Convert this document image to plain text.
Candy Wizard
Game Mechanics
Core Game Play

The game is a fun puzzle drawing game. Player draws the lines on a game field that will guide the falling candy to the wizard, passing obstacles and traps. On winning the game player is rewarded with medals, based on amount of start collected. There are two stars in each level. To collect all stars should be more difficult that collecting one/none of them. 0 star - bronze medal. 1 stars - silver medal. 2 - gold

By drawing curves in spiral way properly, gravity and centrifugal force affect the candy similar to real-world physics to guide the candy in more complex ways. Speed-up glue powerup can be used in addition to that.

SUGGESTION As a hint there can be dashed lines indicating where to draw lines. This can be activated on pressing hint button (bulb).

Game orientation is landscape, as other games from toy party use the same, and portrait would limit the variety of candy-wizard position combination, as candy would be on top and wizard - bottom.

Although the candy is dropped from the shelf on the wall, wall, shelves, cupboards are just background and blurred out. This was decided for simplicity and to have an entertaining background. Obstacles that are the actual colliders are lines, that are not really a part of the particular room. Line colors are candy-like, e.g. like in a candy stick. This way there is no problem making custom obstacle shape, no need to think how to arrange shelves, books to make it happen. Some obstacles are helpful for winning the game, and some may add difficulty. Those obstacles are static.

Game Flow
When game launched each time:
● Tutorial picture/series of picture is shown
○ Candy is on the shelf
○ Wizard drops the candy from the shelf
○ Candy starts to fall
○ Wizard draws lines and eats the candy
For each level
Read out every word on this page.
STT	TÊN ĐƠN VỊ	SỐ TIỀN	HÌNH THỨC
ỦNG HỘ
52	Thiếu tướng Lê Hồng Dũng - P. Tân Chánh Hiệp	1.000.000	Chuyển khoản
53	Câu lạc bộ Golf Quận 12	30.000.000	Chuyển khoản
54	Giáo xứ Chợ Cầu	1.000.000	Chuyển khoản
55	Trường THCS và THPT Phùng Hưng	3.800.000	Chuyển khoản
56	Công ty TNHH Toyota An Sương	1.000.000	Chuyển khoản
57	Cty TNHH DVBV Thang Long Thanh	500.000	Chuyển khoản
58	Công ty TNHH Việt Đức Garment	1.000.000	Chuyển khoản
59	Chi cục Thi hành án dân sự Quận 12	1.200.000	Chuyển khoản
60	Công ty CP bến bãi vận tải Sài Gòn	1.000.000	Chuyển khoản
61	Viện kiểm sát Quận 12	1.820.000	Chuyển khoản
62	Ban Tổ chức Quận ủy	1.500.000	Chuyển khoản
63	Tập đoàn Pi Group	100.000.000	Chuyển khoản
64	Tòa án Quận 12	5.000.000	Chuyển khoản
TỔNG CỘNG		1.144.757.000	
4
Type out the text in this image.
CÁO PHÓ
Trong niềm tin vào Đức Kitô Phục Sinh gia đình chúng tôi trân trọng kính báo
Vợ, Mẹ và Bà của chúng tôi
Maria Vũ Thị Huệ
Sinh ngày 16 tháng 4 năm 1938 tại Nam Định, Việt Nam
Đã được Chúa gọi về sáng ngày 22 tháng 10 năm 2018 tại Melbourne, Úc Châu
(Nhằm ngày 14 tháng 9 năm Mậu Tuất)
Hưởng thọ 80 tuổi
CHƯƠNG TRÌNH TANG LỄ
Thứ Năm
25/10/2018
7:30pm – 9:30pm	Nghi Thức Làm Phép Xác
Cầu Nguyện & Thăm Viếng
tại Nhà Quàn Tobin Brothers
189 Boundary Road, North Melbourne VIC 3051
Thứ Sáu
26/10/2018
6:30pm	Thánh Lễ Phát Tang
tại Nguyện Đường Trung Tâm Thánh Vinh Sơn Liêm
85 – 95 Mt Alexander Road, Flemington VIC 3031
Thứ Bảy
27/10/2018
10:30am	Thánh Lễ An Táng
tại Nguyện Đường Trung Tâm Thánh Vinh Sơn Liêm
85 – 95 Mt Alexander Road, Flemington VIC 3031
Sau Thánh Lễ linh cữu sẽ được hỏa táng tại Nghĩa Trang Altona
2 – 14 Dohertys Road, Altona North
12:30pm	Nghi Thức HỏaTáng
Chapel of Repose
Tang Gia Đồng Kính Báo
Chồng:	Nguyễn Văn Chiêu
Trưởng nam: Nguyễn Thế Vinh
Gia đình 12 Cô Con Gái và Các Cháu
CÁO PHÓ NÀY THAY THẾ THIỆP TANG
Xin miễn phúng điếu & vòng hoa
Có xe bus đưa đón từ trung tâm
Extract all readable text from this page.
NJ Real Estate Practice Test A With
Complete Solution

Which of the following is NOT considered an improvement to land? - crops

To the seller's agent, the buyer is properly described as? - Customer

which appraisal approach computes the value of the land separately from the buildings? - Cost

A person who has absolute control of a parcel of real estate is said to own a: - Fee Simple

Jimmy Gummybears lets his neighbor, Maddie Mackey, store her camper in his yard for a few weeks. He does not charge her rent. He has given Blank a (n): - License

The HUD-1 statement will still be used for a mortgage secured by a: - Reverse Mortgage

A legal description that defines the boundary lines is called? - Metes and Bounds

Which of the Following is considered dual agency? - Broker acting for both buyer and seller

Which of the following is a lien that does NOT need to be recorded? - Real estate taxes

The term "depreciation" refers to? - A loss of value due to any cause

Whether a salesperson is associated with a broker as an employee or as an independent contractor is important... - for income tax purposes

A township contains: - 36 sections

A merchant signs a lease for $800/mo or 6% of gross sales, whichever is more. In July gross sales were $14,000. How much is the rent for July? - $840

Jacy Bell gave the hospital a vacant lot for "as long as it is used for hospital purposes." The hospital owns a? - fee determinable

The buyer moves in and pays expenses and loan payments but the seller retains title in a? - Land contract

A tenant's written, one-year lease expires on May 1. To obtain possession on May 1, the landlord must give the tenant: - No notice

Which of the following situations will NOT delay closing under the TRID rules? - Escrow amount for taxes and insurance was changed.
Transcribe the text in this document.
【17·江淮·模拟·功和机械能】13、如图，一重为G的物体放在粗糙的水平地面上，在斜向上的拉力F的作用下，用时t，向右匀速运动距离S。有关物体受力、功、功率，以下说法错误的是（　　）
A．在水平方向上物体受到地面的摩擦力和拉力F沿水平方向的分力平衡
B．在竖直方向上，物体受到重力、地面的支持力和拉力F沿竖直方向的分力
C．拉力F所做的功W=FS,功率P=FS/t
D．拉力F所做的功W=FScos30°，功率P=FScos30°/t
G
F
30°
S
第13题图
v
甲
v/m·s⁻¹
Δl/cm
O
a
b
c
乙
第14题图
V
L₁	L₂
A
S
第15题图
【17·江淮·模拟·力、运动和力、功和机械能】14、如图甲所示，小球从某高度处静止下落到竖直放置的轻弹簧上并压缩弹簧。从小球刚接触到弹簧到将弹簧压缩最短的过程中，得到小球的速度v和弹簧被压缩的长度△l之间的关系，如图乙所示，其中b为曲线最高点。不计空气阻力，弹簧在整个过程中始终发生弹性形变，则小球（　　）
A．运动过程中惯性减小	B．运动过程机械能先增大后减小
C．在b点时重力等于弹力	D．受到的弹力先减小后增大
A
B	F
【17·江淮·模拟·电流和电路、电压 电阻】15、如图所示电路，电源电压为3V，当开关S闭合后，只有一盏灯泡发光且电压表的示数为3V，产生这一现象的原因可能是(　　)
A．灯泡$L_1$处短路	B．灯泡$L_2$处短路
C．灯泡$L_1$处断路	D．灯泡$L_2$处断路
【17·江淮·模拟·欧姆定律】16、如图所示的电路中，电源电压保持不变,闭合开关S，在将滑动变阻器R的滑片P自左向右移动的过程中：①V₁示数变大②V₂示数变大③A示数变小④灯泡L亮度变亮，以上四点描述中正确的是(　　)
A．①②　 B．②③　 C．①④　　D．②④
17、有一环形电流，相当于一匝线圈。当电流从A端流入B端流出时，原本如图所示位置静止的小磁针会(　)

----------------

Make an exact copy of the listing, including every line.

Convert this document image to plain text.
Candy Wizard
Game Mechanics
Core Game Play

The game is a fun puzzle drawing game. Player draws the lines on a game field that will guide the falling candy to the wizard, passing obstacles and traps. On winning the game player is rewarded with medals, based on amount of start collected. There are two stars in each level. To collect all stars should be more difficult that collecting one/none of them. 0 star - bronze medal. 1 stars - silver medal. 2 - gold

By drawing curves in spiral way properly, gravity and centrifugal force affect the candy similar to real-world physics to guide the candy in more complex ways. Speed-up glue powerup can be used in addition to that.

SUGGESTION As a hint there can be dashed lines indicating where to draw lines. This can be activated on pressing hint button (bulb).

Game orientation is landscape, as other games from toy party use the same, and portrait would limit the variety of candy-wizard position combination, as candy would be on top and wizard - bottom.

Although the candy is dropped from the shelf on the wall, wall, shelves, cupboards are just background and blurred out. This was decided for simplicity and to have an entertaining background. Obstacles that are the actual colliders are lines, that are not really a part of the particular room. Line colors are candy-like, e.g. like in a candy stick. This way there is no problem making custom obstacle shape, no need to think how to arrange shelves, books to make it happen. Some obstacles are helpful for winning the game, and some may add difficulty. Those obstacles are static.

Game Flow
When game launched each time:
● Tutorial picture/series of picture is shown
○ Candy is on the shelf
○ Wizard drops the candy from the shelf
○ Candy starts to fall
○ Wizard draws lines and eats the candy
For each level
Read out every word on this page.
STT	TÊN ĐƠN VỊ	SỐ TIỀN	HÌNH THỨC
ỦNG HỘ
52	Thiếu tướng Lê Hồng Dũng - P. Tân Chánh Hiệp	1.000.000	Chuyển khoản
53	Câu lạc bộ Golf Quận 12	30.000.000	Chuyển khoản
54	Giáo xứ Chợ Cầu	1.000.000	Chuyển khoản
55	Trường THCS và THPT Phùng Hưng	3.800.000	Chuyển khoản
56	Công ty TNHH Toyota An Sương	1.000.000	Chuyển khoản
57	Cty TNHH DVBV Thang Long Thanh	500.000	Chuyển khoản
58	Công ty TNHH Việt Đức Garment	1.000.000	Chuyển khoản
59	Chi cục Thi hành án dân sự Quận 12	1.200.000	Chuyển khoản
60	Công ty CP bến bãi vận tải Sài Gòn	1.000.000	Chuyển khoản
61	Viện kiểm sát Quận 12	1.820.000	Chuyển khoản
62	Ban Tổ chức Quận ủy	1.500.000	Chuyển khoản
63	Tập đoàn Pi Group	100.000.000	Chuyển khoản
64	Tòa án Quận 12	5.000.000	Chuyển khoản
TỔNG CỘNG		1.144.757.000	
4
Type out the text in this image.
CÁO PHÓ
Trong niềm tin vào Đức Kitô Phục Sinh gia đình chúng tôi trân trọng kính báo
Vợ, Mẹ và Bà của chúng tôi
Maria Vũ Thị Huệ
Sinh ngày 16 tháng 4 năm 1938 tại Nam Định, Việt Nam
Đã được Chúa gọi về sáng ngày 22 tháng 10 năm 2018 tại Melbourne, Úc Châu
(Nhằm ngày 14 tháng 9 năm Mậu Tuất)
Hưởng thọ 80 tuổi
CHƯƠNG TRÌNH TANG LỄ
Thứ Năm
25/10/2018
7:30pm – 9:30pm	Nghi Thức Làm Phép Xác
Cầu Nguyện & Thăm Viếng
tại Nhà Quàn Tobin Brothers
189 Boundary Road, North Melbourne VIC 3051
Thứ Sáu
26/10/2018
6:30pm	Thánh Lễ Phát Tang
tại Nguyện Đường Trung Tâm Thánh Vinh Sơn Liêm
85 – 95 Mt Alexander Road, Flemington VIC 3031
Thứ Bảy
27/10/2018
10:30am	Thánh Lễ An Táng
tại Nguyện Đường Trung Tâm Thánh Vinh Sơn Liêm
85 – 95 Mt Alexander Road, Flemington VIC 3031
Sau Thánh Lễ linh cữu sẽ được hỏa táng tại Nghĩa Trang Altona
2 – 14 Dohertys Road, Altona North
12:30pm	Nghi Thức HỏaTáng
Chapel of Repose
Tang Gia Đồng Kính Báo
Chồng:	Nguyễn Văn Chiêu
Trưởng nam: Nguyễn Thế Vinh
Gia đình 12 Cô Con Gái và Các Cháu
CÁO PHÓ NÀY THAY THẾ THIỆP TANG
Xin miễn phúng điếu & vòng hoa
Có xe bus đưa đón từ trung tâm
Extract all readable text from this page.
NJ Real Estate Practice Test A With
Complete Solution

Which of the following is NOT considered an improvement to land? - crops

To the seller's agent, the buyer is properly described as? - Customer

which appraisal approach computes the value of the land separately from the buildings? - Cost

A person who has absolute control of a parcel of real estate is said to own a: - Fee Simple

Jimmy Gummybears lets his neighbor, Maddie Mackey, store her camper in his yard for a few weeks. He does not charge her rent. He has given Blank a (n): - License

The HUD-1 statement will still be used for a mortgage secured by a: - Reverse Mortgage

A legal description that defines the boundary lines is called? - Metes and Bounds

Which of the Following is considered dual agency? - Broker acting for both buyer and seller

Which of the following is a lien that does NOT need to be recorded? - Real estate taxes

The term "depreciation" refers to? - A loss of value due to any cause

Whether a salesperson is associated with a broker as an employee or as an independent contractor is important... - for income tax purposes

A township contains: - 36 sections

A merchant signs a lease for $800/mo or 6% of gross sales, whichever is more. In July gross sales were $14,000. How much is the rent for July? - $840

Jacy Bell gave the hospital a vacant lot for "as long as it is used for hospital purposes." The hospital owns a? - fee determinable

The buyer moves in and pays expenses and loan payments but the seller retains title in a? - Land contract

A tenant's written, one-year lease expires on May 1. To obtain possession on May 1, the landlord must give the tenant: - No notice

Which of the following situations will NOT delay closing under the TRID rules? - Escrow amount for taxes and insurance was changed.
Transcribe the text in this document.
【17·江淮·模拟·功和机械能】13、如图，一重为G的物体放在粗糙的水平地面上，在斜向上的拉力F的作用下，用时t，向右匀速运动距离S。有关物体受力、功、功率，以下说法错误的是（　　）
A．在水平方向上物体受到地面的摩擦力和拉力F沿水平方向的分力平衡
B．在竖直方向上，物体受到重力、地面的支持力和拉力F沿竖直方向的分力
C．拉力F所做的功W=FS,功率P=FS/t
D．拉力F所做的功W=FScos30°，功率P=FScos30°/t
G
F
30°
S
第13题图
v
甲
v/m·s⁻¹
Δl/cm
O
a
b
c
乙
第14题图
V
L₁	L₂
A
S
第15题图
【17·江淮·模拟·力、运动和力、功和机械能】14、如图甲所示，小球从某高度处静止下落到竖直放置的轻弹簧上并压缩弹簧。从小球刚接触到弹簧到将弹簧压缩最短的过程中，得到小球的速度v和弹簧被压缩的长度△l之间的关系，如图乙所示，其中b为曲线最高点。不计空气阻力，弹簧在整个过程中始终发生弹性形变，则小球（　　）
A．运动过程中惯性减小	B．运动过程机械能先增大后减小
C．在b点时重力等于弹力	D．受到的弹力先减小后增大
A
B	F
【17·江淮·模拟·电流和电路、电压 电阻】15、如图所示电路，电源电压为3V，当开关S闭合后，只有一盏灯泡发光且电压表的示数为3V，产生这一现象的原因可能是(　　)
A．灯泡$L_1$处短路	B．灯泡$L_2$处短路
C．灯泡$L_1$处断路	D．灯泡$L_2$处断路
【17·江淮·模拟·欧姆定律】16、如图所示的电路中，电源电压保持不变,闭合开关S，在将滑动变阻器R的滑片P自左向右移动的过程中：①V₁示数变大②V₂示数变大③A示数变小④灯泡L亮度变亮，以上四点描述中正确的是(　　)
A．①②　 B．②③　 C．①④　　D．②④
17、有一环形电流，相当于一匝线圈。当电流从A端流入B端流出时，原本如图所示位置静止的小磁针会(　)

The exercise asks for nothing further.